(Figure record extracts)
start

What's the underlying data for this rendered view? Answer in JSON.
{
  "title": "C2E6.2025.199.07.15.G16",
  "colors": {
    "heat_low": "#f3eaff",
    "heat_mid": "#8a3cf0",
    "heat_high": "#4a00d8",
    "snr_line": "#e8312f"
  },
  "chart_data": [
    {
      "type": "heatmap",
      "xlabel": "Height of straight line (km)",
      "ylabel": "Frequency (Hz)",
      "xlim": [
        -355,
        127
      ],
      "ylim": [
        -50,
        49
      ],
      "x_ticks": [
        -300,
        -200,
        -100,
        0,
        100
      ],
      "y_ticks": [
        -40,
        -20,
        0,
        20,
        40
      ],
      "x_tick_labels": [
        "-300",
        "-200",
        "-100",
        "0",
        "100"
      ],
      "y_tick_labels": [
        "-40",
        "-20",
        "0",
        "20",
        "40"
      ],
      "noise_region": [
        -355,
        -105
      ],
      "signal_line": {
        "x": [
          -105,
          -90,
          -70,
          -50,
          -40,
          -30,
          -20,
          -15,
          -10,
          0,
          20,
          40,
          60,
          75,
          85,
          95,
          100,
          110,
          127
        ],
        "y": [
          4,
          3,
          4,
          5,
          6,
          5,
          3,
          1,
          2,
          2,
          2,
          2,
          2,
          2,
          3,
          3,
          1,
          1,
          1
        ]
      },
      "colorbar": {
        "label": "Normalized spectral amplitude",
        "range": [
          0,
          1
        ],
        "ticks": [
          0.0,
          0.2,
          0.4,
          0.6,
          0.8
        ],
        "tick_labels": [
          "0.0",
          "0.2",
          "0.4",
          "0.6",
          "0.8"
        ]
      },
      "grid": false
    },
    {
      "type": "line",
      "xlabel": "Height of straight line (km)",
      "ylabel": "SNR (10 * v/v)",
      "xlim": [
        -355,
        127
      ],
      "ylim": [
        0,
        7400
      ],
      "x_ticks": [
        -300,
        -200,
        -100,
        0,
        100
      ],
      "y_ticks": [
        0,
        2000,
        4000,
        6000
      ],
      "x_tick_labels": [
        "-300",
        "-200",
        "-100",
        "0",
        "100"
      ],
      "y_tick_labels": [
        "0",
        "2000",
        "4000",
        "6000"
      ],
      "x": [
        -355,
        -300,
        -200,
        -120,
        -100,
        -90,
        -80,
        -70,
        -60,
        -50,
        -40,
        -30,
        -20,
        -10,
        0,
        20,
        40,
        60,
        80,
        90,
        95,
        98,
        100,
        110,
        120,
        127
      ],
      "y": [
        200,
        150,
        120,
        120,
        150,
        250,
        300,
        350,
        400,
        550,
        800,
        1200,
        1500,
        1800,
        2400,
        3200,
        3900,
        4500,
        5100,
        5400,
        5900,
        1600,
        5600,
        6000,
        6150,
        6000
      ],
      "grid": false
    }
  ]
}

end

* Problem details
Locate the word "ylabel" in the records and collect each line it appears in.

* Answer to this problem
      "ylabel": "Frequency (Hz)",
      "ylabel": "SNR (10 * v/v)",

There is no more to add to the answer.